§ **TASK TO COMPLETE**
Gather every line that includes the word "purchased", please.

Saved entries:
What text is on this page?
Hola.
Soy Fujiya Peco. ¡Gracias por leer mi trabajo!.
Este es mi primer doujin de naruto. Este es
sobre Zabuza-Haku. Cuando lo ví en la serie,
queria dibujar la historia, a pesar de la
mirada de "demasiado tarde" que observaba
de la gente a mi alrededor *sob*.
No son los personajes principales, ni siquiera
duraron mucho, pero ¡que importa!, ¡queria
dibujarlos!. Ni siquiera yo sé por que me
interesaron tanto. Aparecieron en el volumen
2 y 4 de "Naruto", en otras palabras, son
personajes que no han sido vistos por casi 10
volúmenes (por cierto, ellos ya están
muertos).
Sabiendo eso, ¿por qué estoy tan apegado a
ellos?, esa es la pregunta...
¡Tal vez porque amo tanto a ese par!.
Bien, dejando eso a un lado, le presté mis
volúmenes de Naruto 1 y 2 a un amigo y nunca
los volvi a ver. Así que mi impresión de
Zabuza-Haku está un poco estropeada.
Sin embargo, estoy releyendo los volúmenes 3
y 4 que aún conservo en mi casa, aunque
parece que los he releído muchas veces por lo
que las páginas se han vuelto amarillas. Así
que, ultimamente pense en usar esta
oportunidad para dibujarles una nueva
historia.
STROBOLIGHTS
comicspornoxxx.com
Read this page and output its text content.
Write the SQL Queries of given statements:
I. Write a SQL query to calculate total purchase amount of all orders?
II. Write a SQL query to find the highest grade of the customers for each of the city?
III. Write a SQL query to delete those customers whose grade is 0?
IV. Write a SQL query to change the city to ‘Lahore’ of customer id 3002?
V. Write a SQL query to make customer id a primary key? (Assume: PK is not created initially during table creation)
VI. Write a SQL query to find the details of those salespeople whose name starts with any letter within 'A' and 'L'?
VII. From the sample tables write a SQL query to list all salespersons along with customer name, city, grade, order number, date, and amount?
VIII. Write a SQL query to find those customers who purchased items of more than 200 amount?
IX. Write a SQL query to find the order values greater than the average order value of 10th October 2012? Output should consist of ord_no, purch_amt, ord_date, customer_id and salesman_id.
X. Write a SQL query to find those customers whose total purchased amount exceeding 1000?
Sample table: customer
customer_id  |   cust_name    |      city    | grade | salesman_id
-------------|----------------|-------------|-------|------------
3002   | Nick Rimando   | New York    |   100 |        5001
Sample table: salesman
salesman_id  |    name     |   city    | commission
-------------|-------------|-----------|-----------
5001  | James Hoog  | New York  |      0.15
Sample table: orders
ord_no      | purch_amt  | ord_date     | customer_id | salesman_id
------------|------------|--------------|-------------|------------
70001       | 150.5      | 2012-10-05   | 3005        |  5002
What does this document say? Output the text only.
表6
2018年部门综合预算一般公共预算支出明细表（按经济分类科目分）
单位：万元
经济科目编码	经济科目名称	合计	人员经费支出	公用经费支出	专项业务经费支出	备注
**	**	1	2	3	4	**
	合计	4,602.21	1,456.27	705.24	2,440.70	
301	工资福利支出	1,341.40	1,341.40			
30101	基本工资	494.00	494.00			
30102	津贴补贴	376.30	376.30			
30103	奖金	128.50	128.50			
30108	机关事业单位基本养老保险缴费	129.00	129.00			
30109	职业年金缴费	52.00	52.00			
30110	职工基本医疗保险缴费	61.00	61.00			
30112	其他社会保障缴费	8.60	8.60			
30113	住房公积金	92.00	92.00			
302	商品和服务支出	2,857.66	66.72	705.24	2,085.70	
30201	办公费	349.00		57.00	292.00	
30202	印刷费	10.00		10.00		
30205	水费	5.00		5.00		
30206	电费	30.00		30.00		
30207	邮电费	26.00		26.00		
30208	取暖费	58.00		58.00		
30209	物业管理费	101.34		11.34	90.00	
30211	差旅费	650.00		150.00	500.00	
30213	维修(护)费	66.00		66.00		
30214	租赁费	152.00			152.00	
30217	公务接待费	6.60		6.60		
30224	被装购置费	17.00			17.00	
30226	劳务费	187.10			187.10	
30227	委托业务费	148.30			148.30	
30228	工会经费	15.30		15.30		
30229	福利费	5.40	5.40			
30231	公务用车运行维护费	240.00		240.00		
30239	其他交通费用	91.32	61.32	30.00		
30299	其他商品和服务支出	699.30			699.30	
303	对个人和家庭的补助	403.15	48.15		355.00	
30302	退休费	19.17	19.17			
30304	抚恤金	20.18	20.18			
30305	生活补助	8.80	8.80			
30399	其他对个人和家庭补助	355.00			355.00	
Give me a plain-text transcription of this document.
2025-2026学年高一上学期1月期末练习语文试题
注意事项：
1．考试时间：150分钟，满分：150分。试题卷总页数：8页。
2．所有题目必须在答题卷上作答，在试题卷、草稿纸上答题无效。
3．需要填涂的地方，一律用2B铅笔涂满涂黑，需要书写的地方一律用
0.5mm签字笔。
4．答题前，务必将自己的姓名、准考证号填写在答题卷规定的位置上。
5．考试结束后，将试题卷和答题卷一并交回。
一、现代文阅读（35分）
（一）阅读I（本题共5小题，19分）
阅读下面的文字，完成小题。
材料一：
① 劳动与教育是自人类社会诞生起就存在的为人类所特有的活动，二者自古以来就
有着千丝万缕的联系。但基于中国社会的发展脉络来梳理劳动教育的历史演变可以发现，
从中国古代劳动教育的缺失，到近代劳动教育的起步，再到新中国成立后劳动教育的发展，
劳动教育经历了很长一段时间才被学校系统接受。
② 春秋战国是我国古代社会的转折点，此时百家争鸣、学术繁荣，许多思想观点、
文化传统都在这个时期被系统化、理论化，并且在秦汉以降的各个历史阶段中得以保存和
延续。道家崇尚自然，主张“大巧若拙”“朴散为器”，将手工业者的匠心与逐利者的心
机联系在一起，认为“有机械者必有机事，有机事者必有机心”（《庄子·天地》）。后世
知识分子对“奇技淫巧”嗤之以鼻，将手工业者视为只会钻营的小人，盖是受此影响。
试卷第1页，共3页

§ **REPLY**
VIII. Write a SQL query to find those customers who purchased items of more than 200 amount?
X. Write a SQL query to find those customers whose total purchased amount exceeding 1000?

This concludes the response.